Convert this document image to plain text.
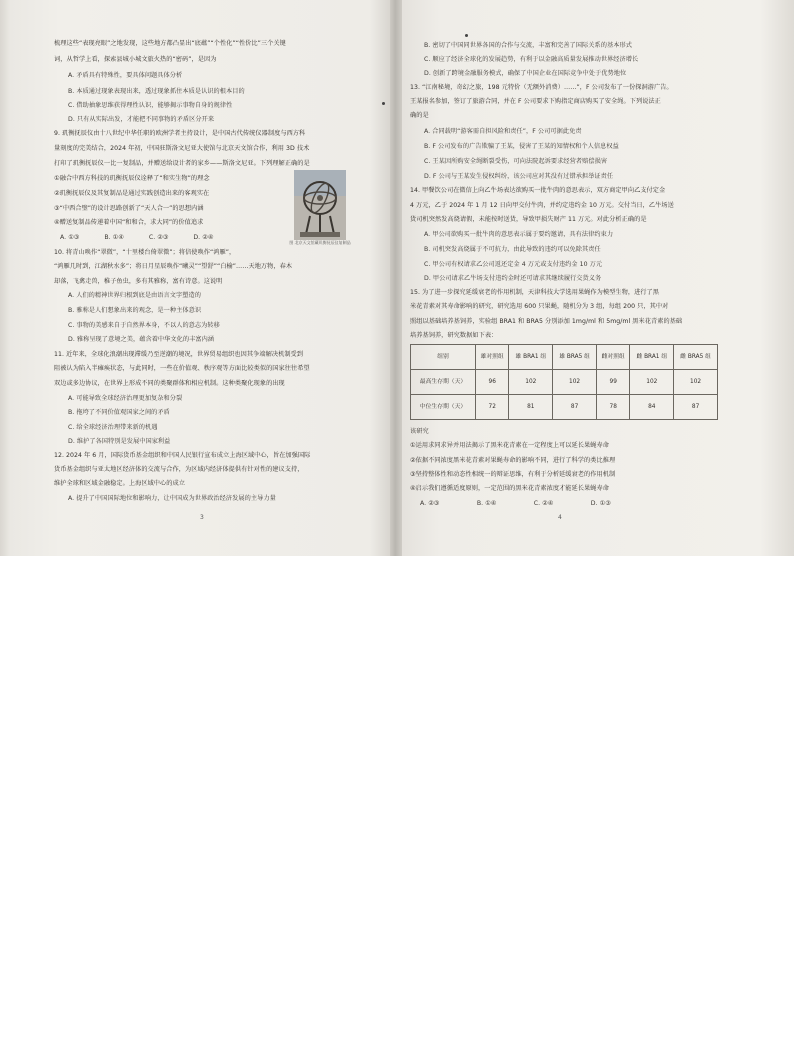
梳理这些“表现亮眼”之地发现，这些地方都凸显出“底蕴”“个性化”“性价比”三个关键
词，从哲学上看，探索县城小城文旅火热的“密码”，是因为
A. 矛盾具有特殊性，要具体问题具体分析
B. 本质通过现象表现出来，透过现象抓住本质是认识的根本目的
C. 借助抽象思维获得理性认识，能够揭示事物自身的规律性
D. 只有从实际出发，才能把不同事物的矛盾区分开来
9. 玑衡抚辰仪由十八世纪中华任职的欧洲学者主持设计，是中国古代传统仪器制度与西方科
量刻度的完美结合，2024 年初，中国驻斯洛文尼亚大使馆与北京天文馆合作，利用 3D 技术
打印了玑衡抚辰仪一比一复制品，并赠送给设计者的家乡——斯洛文尼亚。下列理解正确的是
①融合中西方科技的玑衡抚辰仪诠释了“和实生物”的理念
②玑衡抚辰仪及其复制品是通过实践创造出来的客观实在
③“中西合璧”的设计思路创新了“天人合一”的思想内涵
④赠送复制品传递着中国“和和合，求大同”的价值追求
A. ①③　　　　B. ①④　　　　C. ②③　　　　D. ②④
10. 将青山唤作“翠微”，“十里楼台倚翠微”；将信使唤作“鸿雁”，
“鸿雁几时到，江湖秋水多”；将日月星辰唤作“曦灵”“望舒”“白榆”……天地万物，春木
却落，飞禽走兽，稚子鱼虫，多有其雅称，富有诗意。这说明
A. 人们的精神世界归根到底是由语言文字塑造的
B. 雅称是人们想象出来的观念，是一种主体意识
C. 事物的美感来自于自然界本身，不以人的意志为转移
D. 雅称呈现了意境之美，蕴含着中华文化的丰富内涵
11. 近年来，全球化浪潮出现滞缓乃至逆潮的境况，世界贸易组织也因其争端解决机制受到
阻被认为陷入半瘫痪状态，与此同时，一些在价值观、秩序观等方面比较类似的国家往往希望
双边或多边协议，在世界上形成不同的类聚群体和相应机制。这种类聚化现象的出现
A. 可能导致全球经济治理更加复杂和分裂
B. 拖垮了不同价值观国家之间的矛盾
C. 给全球经济治理带来新的机遇
D. 维护了各国特别是发展中国家利益
12. 2024 年 6 月，国际货币基金组织和中国人民银行宣布成立上海区域中心，旨在加强国际
货币基金组织与亚太地区经济体的交流与合作，为区域内经济体提供有针对性的建议支持，
维护全球和区域金融稳定。上海区域中心的成立
A. 提升了中国国际地位和影响力，让中国成为世界政治经济发展的主导力量
图 北京天文馆藏玑衡抚辰仪复制品
3
B. 密切了中国同世界各国的合作与交流，丰富和完善了国际关系的基本形式
C. 顺应了经济全球化的发展趋势，有利于以金融高质量发展推动世界经济增长
D. 创新了跨境金融服务模式，确保了中国企业在国际竞争中处于优势地位
13. “江南秘境，奇幻之旅，198 元特价（无额外消费）……”，F 公司发布了一份探洞游广告。
王某报名参加，签订了旅游合同，并在 F 公司要求下购指定商店购买了安全绳。下列说法正
确的是
A. 合同载明“游客需自担风险和责任”，F 公司可据此免责
B. F 公司发布的广告欺骗了王某，侵害了王某的知情权和个人信息权益
C. 王某因所购安全绳断裂受伤，可向法院起诉要求经营者赔偿损害
D. F 公司与王某发生侵权纠纷，该公司应对其没有过错承担举证责任
14. 甲餐饮公司在微信上向乙牛场表达欲购买一批牛肉的意思表示，双方商定甲向乙支付定金
4 万元，乙于 2024 年 1 月 12 日向甲交付牛肉，并约定违约金 10 万元。交付当日，乙牛场送
货司机突然发高烧请假，未能按时送货，导致甲损失财产 11 万元。对此分析正确的是
A. 甲公司欲购买一批牛肉的意思表示属于要约邀请，具有法律约束力
B. 司机突发高烧属于不可抗力，由此导致的违约可以免除其责任
C. 甲公司有权请求乙公司返还定金 4 万元或支付违约金 10 万元
D. 甲公司请求乙牛场支付违约金时还可请求其继续履行交货义务
15. 为了进一步探究延缓衰老的作用机制，天津科技大学选用果蝇作为模型生物，进行了黑
米花青素对其寿命影响的研究，研究选用 600 只果蝇，随机分为 3 组，每组 200 只，其中对
照组以基础培养基饲养，实验组 BRA1 和 BRA5 分别添加 1mg/ml 和 5mg/ml 黑米花青素的基础
培养基饲养，研究数据如下表：
组别	雄对照组	雄 BRA1 组	雄 BRA5 组	雌对照组	雌 BRA1 组	雌 BRA5 组
最高生存期（天）	96	102	102	99	102	102
中位生存期（天）	72	81	87	78	84	87
该研究
①运用求同求异并用法揭示了黑米花青素在一定程度上可以延长果蝇寿命
②依据不同浓度黑米花青素对果蝇寿命的影响不同，进行了科学的类比推理
③坚持整体性和动态性相统一的辩证思维，有利于分析延缓衰老的作用机制
④启示我们遵循适度原则，一定范围的黑米花青素浓度才能延长果蝇寿命
A. ②③　　　　　　B. ①④　　　　　　C. ②④　　　　　　D. ①③
4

#### EXERCISE PROMPT:
Your copy should repeat each entry above exactly but contain no pictures.

#### OUTPUT:
Convert this document image to plain text.
梳理这些“表现亮眼”之地发现，这些地方都凸显出“底蕴”“个性化”“性价比”三个关键
词，从哲学上看，探索县城小城文旅火热的“密码”，是因为
A. 矛盾具有特殊性，要具体问题具体分析
B. 本质通过现象表现出来，透过现象抓住本质是认识的根本目的
C. 借助抽象思维获得理性认识，能够揭示事物自身的规律性
D. 只有从实际出发，才能把不同事物的矛盾区分开来
9. 玑衡抚辰仪由十八世纪中华任职的欧洲学者主持设计，是中国古代传统仪器制度与西方科
量刻度的完美结合，2024 年初，中国驻斯洛文尼亚大使馆与北京天文馆合作，利用 3D 技术
打印了玑衡抚辰仪一比一复制品，并赠送给设计者的家乡——斯洛文尼亚。下列理解正确的是
①融合中西方科技的玑衡抚辰仪诠释了“和实生物”的理念
②玑衡抚辰仪及其复制品是通过实践创造出来的客观实在
③“中西合璧”的设计思路创新了“天人合一”的思想内涵
④赠送复制品传递着中国“和和合，求大同”的价值追求
A. ①③　　　　B. ①④　　　　C. ②③　　　　D. ②④
10. 将青山唤作“翠微”，“十里楼台倚翠微”；将信使唤作“鸿雁”，
“鸿雁几时到，江湖秋水多”；将日月星辰唤作“曦灵”“望舒”“白榆”……天地万物，春木
却落，飞禽走兽，稚子鱼虫，多有其雅称，富有诗意。这说明
A. 人们的精神世界归根到底是由语言文字塑造的
B. 雅称是人们想象出来的观念，是一种主体意识
C. 事物的美感来自于自然界本身，不以人的意志为转移
D. 雅称呈现了意境之美，蕴含着中华文化的丰富内涵
11. 近年来，全球化浪潮出现滞缓乃至逆潮的境况，世界贸易组织也因其争端解决机制受到
阻被认为陷入半瘫痪状态，与此同时，一些在价值观、秩序观等方面比较类似的国家往往希望
双边或多边协议，在世界上形成不同的类聚群体和相应机制。这种类聚化现象的出现
A. 可能导致全球经济治理更加复杂和分裂
B. 拖垮了不同价值观国家之间的矛盾
C. 给全球经济治理带来新的机遇
D. 维护了各国特别是发展中国家利益
12. 2024 年 6 月，国际货币基金组织和中国人民银行宣布成立上海区域中心，旨在加强国际
货币基金组织与亚太地区经济体的交流与合作，为区域内经济体提供有针对性的建议支持，
维护全球和区域金融稳定。上海区域中心的成立
A. 提升了中国国际地位和影响力，让中国成为世界政治经济发展的主导力量
图 北京天文馆藏玑衡抚辰仪复制品
3
B. 密切了中国同世界各国的合作与交流，丰富和完善了国际关系的基本形式
C. 顺应了经济全球化的发展趋势，有利于以金融高质量发展推动世界经济增长
D. 创新了跨境金融服务模式，确保了中国企业在国际竞争中处于优势地位
13. “江南秘境，奇幻之旅，198 元特价（无额外消费）……”，F 公司发布了一份探洞游广告。
王某报名参加，签订了旅游合同，并在 F 公司要求下购指定商店购买了安全绳。下列说法正
确的是
A. 合同载明“游客需自担风险和责任”，F 公司可据此免责
B. F 公司发布的广告欺骗了王某，侵害了王某的知情权和个人信息权益
C. 王某因所购安全绳断裂受伤，可向法院起诉要求经营者赔偿损害
D. F 公司与王某发生侵权纠纷，该公司应对其没有过错承担举证责任
14. 甲餐饮公司在微信上向乙牛场表达欲购买一批牛肉的意思表示，双方商定甲向乙支付定金
4 万元，乙于 2024 年 1 月 12 日向甲交付牛肉，并约定违约金 10 万元。交付当日，乙牛场送
货司机突然发高烧请假，未能按时送货，导致甲损失财产 11 万元。对此分析正确的是
A. 甲公司欲购买一批牛肉的意思表示属于要约邀请，具有法律约束力
B. 司机突发高烧属于不可抗力，由此导致的违约可以免除其责任
C. 甲公司有权请求乙公司返还定金 4 万元或支付违约金 10 万元
D. 甲公司请求乙牛场支付违约金时还可请求其继续履行交货义务
15. 为了进一步探究延缓衰老的作用机制，天津科技大学选用果蝇作为模型生物，进行了黑
米花青素对其寿命影响的研究，研究选用 600 只果蝇，随机分为 3 组，每组 200 只，其中对
照组以基础培养基饲养，实验组 BRA1 和 BRA5 分别添加 1mg/ml 和 5mg/ml 黑米花青素的基础
培养基饲养，研究数据如下表：
组别	雄对照组	雄 BRA1 组	雄 BRA5 组	雌对照组	雌 BRA1 组	雌 BRA5 组
最高生存期（天）	96	102	102	99	102	102
中位生存期（天）	72	81	87	78	84	87
该研究
①运用求同求异并用法揭示了黑米花青素在一定程度上可以延长果蝇寿命
②依据不同浓度黑米花青素对果蝇寿命的影响不同，进行了科学的类比推理
③坚持整体性和动态性相统一的辩证思维，有利于分析延缓衰老的作用机制
④启示我们遵循适度原则，一定范围的黑米花青素浓度才能延长果蝇寿命
A. ②③　　　　　　B. ①④　　　　　　C. ②④　　　　　　D. ①③
4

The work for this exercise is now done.